§ Exercise brief
What follows is a set of records, each of which is to be written out exactly.

(Data entries)

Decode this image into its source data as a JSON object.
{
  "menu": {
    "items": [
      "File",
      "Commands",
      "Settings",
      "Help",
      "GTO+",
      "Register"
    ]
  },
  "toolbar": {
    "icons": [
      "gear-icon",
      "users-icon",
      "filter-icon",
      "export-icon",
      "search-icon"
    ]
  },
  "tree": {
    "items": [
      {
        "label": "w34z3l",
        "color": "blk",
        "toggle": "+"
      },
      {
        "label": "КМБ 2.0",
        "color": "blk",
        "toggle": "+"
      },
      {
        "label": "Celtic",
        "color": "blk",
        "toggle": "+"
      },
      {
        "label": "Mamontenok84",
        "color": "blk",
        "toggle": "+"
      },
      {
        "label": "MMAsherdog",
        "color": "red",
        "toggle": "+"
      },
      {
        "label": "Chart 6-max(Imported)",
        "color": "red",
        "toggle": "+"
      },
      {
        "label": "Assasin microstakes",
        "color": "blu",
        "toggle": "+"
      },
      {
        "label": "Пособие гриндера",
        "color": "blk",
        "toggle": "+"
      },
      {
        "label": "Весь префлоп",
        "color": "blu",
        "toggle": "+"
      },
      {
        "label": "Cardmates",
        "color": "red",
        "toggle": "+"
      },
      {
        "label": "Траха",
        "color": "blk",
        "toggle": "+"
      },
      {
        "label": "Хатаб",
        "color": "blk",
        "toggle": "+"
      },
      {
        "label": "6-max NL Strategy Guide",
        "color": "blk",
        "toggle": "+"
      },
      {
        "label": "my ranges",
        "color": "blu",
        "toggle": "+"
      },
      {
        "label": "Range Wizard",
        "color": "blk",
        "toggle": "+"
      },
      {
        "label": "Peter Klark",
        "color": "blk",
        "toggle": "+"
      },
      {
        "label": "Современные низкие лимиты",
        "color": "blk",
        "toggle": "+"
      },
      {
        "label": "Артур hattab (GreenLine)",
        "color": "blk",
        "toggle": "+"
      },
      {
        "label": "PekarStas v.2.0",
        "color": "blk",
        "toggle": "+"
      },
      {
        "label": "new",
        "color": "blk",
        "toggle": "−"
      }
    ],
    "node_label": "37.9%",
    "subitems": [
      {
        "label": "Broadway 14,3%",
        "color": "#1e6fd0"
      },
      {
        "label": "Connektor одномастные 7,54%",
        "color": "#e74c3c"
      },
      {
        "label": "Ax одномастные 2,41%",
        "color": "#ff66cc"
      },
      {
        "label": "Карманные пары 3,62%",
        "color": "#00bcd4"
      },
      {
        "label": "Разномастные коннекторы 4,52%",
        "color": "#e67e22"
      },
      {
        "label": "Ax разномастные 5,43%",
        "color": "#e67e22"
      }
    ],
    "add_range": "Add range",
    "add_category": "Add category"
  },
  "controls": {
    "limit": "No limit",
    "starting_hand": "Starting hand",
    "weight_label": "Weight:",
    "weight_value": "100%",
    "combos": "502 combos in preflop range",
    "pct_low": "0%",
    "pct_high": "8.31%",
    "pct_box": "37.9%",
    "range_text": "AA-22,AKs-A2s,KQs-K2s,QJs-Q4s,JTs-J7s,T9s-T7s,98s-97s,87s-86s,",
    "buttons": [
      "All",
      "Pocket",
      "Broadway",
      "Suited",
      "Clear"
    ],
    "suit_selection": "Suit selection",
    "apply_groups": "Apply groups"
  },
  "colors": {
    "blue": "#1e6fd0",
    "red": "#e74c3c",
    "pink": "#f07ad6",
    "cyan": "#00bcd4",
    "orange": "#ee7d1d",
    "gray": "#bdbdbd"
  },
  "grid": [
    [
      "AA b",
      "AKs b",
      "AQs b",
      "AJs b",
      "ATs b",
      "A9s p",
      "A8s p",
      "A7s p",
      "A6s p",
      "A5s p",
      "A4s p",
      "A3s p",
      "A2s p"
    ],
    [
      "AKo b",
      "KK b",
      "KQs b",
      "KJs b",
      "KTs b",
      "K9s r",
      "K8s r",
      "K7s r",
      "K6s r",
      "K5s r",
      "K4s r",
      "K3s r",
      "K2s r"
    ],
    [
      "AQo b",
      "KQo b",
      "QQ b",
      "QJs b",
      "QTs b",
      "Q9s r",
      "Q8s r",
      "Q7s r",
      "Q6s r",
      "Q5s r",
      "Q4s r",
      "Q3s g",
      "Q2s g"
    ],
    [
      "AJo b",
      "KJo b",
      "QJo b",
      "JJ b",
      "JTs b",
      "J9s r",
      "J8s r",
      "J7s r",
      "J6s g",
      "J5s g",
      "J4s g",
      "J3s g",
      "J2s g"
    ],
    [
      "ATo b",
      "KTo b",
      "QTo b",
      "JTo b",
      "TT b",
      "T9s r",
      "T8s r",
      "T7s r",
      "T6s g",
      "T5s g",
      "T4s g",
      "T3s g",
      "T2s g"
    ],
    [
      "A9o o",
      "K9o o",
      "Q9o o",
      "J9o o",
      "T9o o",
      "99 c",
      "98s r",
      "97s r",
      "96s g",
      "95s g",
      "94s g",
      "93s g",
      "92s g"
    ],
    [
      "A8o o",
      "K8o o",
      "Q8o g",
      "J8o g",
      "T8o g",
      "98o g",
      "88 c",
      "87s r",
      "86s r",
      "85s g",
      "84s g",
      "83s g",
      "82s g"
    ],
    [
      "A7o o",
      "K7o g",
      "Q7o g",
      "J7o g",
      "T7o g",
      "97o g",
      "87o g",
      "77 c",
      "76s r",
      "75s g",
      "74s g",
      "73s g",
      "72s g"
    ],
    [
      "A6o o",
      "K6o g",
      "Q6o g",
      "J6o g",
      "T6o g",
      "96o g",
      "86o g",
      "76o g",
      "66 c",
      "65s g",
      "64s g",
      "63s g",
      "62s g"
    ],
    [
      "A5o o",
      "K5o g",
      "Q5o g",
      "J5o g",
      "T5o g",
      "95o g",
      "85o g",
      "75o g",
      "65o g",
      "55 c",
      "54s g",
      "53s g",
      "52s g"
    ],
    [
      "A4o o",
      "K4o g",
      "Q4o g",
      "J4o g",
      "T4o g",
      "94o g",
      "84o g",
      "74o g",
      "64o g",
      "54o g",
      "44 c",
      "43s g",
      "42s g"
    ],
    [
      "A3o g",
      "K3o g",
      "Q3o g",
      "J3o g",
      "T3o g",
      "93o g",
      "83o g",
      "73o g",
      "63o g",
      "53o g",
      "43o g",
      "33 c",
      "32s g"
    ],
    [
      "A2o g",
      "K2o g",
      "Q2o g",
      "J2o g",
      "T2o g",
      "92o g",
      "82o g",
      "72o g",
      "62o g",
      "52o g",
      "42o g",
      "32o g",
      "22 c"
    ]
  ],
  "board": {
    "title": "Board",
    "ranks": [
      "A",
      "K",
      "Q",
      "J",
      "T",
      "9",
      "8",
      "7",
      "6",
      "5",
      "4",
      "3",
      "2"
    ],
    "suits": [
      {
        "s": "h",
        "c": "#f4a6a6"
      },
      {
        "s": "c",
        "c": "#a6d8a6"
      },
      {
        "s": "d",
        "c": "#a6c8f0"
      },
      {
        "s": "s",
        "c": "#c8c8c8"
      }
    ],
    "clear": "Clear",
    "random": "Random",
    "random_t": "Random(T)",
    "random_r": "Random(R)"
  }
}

§ The response
Decode this image into its source data as a JSON object.
{
  "menu": {
    "items": [
      "File",
      "Commands",
      "Settings",
      "Help",
      "GTO+",
      "Register"
    ]
  },
  "toolbar": {
    "icons": [
      "gear-icon",
      "users-icon",
      "filter-icon",
      "export-icon",
      "search-icon"
    ]
  },
  "tree": {
    "items": [
      {
        "label": "w34z3l",
        "color": "blk",
        "toggle": "+"
      },
      {
        "label": "КМБ 2.0",
        "color": "blk",
        "toggle": "+"
      },
      {
        "label": "Celtic",
        "color": "blk",
        "toggle": "+"
      },
      {
        "label": "Mamontenok84",
        "color": "blk",
        "toggle": "+"
      },
      {
        "label": "MMAsherdog",
        "color": "red",
        "toggle": "+"
      },
      {
        "label": "Chart 6-max(Imported)",
        "color": "red",
        "toggle": "+"
      },
      {
        "label": "Assasin microstakes",
        "color": "blu",
        "toggle": "+"
      },
      {
        "label": "Пособие гриндера",
        "color": "blk",
        "toggle": "+"
      },
      {
        "label": "Весь префлоп",
        "color": "blu",
        "toggle": "+"
      },
      {
        "label": "Cardmates",
        "color": "red",
        "toggle": "+"
      },
      {
        "label": "Траха",
        "color": "blk",
        "toggle": "+"
      },
      {
        "label": "Хатаб",
        "color": "blk",
        "toggle": "+"
      },
      {
        "label": "6-max NL Strategy Guide",
        "color": "blk",
        "toggle": "+"
      },
      {
        "label": "my ranges",
        "color": "blu",
        "toggle": "+"
      },
      {
        "label": "Range Wizard",
        "color": "blk",
        "toggle": "+"
      },
      {
        "label": "Peter Klark",
        "color": "blk",
        "toggle": "+"
      },
      {
        "label": "Современные низкие лимиты",
        "color": "blk",
        "toggle": "+"
      },
      {
        "label": "Артур hattab (GreenLine)",
        "color": "blk",
        "toggle": "+"
      },
      {
        "label": "PekarStas v.2.0",
        "color": "blk",
        "toggle": "+"
      },
      {
        "label": "new",
        "color": "blk",
        "toggle": "−"
      }
    ],
    "node_label": "37.9%",
    "subitems": [
      {
        "label": "Broadway 14,3%",
        "color": "#1e6fd0"
      },
      {
        "label": "Connektor одномастные 7,54%",
        "color": "#e74c3c"
      },
      {
        "label": "Ax одномастные 2,41%",
        "color": "#ff66cc"
      },
      {
        "label": "Карманные пары 3,62%",
        "color": "#00bcd4"
      },
      {
        "label": "Разномастные коннекторы 4,52%",
        "color": "#e67e22"
      },
      {
        "label": "Ax разномастные 5,43%",
        "color": "#e67e22"
      }
    ],
    "add_range": "Add range",
    "add_category": "Add category"
  },
  "controls": {
    "limit": "No limit",
    "starting_hand": "Starting hand",
    "weight_label": "Weight:",
    "weight_value": "100%",
    "combos": "502 combos in preflop range",
    "pct_low": "0%",
    "pct_high": "8.31%",
    "pct_box": "37.9%",
    "range_text": "AA-22,AKs-A2s,KQs-K2s,QJs-Q4s,JTs-J7s,T9s-T7s,98s-97s,87s-86s,",
    "buttons": [
      "All",
      "Pocket",
      "Broadway",
      "Suited",
      "Clear"
    ],
    "suit_selection": "Suit selection",
    "apply_groups": "Apply groups"
  },
  "colors": {
    "blue": "#1e6fd0",
    "red": "#e74c3c",
    "pink": "#f07ad6",
    "cyan": "#00bcd4",
    "orange": "#ee7d1d",
    "gray": "#bdbdbd"
  },
  "grid": [
    [
      "AA b",
      "AKs b",
      "AQs b",
      "AJs b",
      "ATs b",
      "A9s p",
      "A8s p",
      "A7s p",
      "A6s p",
      "A5s p",
      "A4s p",
      "A3s p",
      "A2s p"
    ],
    [
      "AKo b",
      "KK b",
      "KQs b",
      "KJs b",
      "KTs b",
      "K9s r",
      "K8s r",
      "K7s r",
      "K6s r",
      "K5s r",
      "K4s r",
      "K3s r",
      "K2s r"
    ],
    [
      "AQo b",
      "KQo b",
      "QQ b",
      "QJs b",
      "QTs b",
      "Q9s r",
      "Q8s r",
      "Q7s r",
      "Q6s r",
      "Q5s r",
      "Q4s r",
      "Q3s g",
      "Q2s g"
    ],
    [
      "AJo b",
      "KJo b",
      "QJo b",
      "JJ b",
      "JTs b",
      "J9s r",
      "J8s r",
      "J7s r",
      "J6s g",
      "J5s g",
      "J4s g",
      "J3s g",
      "J2s g"
    ],
    [
      "ATo b",
      "KTo b",
      "QTo b",
      "JTo b",
      "TT b",
      "T9s r",
      "T8s r",
      "T7s r",
      "T6s g",
      "T5s g",
      "T4s g",
      "T3s g",
      "T2s g"
    ],
    [
      "A9o o",
      "K9o o",
      "Q9o o",
      "J9o o",
      "T9o o",
      "99 c",
      "98s r",
      "97s r",
      "96s g",
      "95s g",
      "94s g",
      "93s g",
      "92s g"
    ],
    [
      "A8o o",
      "K8o o",
      "Q8o g",
      "J8o g",
      "T8o g",
      "98o g",
      "88 c",
      "87s r",
      "86s r",
      "85s g",
      "84s g",
      "83s g",
      "82s g"
    ],
    [
      "A7o o",
      "K7o g",
      "Q7o g",
      "J7o g",
      "T7o g",
      "97o g",
      "87o g",
      "77 c",
      "76s r",
      "75s g",
      "74s g",
      "73s g",
      "72s g"
    ],
    [
      "A6o o",
      "K6o g",
      "Q6o g",
      "J6o g",
      "T6o g",
      "96o g",
      "86o g",
      "76o g",
      "66 c",
      "65s g",
      "64s g",
      "63s g",
      "62s g"
    ],
    [
      "A5o o",
      "K5o g",
      "Q5o g",
      "J5o g",
      "T5o g",
      "95o g",
      "85o g",
      "75o g",
      "65o g",
      "55 c",
      "54s g",
      "53s g",
      "52s g"
    ],
    [
      "A4o o",
      "K4o g",
      "Q4o g",
      "J4o g",
      "T4o g",
      "94o g",
      "84o g",
      "74o g",
      "64o g",
      "54o g",
      "44 c",
      "43s g",
      "42s g"
    ],
    [
      "A3o g",
      "K3o g",
      "Q3o g",
      "J3o g",
      "T3o g",
      "93o g",
      "83o g",
      "73o g",
      "63o g",
      "53o g",
      "43o g",
      "33 c",
      "32s g"
    ],
    [
      "A2o g",
      "K2o g",
      "Q2o g",
      "J2o g",
      "T2o g",
      "92o g",
      "82o g",
      "72o g",
      "62o g",
      "52o g",
      "42o g",
      "32o g",
      "22 c"
    ]
  ],
  "board": {
    "title": "Board",
    "ranks": [
      "A",
      "K",
      "Q",
      "J",
      "T",
      "9",
      "8",
      "7",
      "6",
      "5",
      "4",
      "3",
      "2"
    ],
    "suits": [
      {
        "s": "h",
        "c": "#f4a6a6"
      },
      {
        "s": "c",
        "c": "#a6d8a6"
      },
      {
        "s": "d",
        "c": "#a6c8f0"
      },
      {
        "s": "s",
        "c": "#c8c8c8"
      }
    ],
    "clear": "Clear",
    "random": "Random",
    "random_t": "Random(T)",
    "random_r": "Random(R)"
  }
}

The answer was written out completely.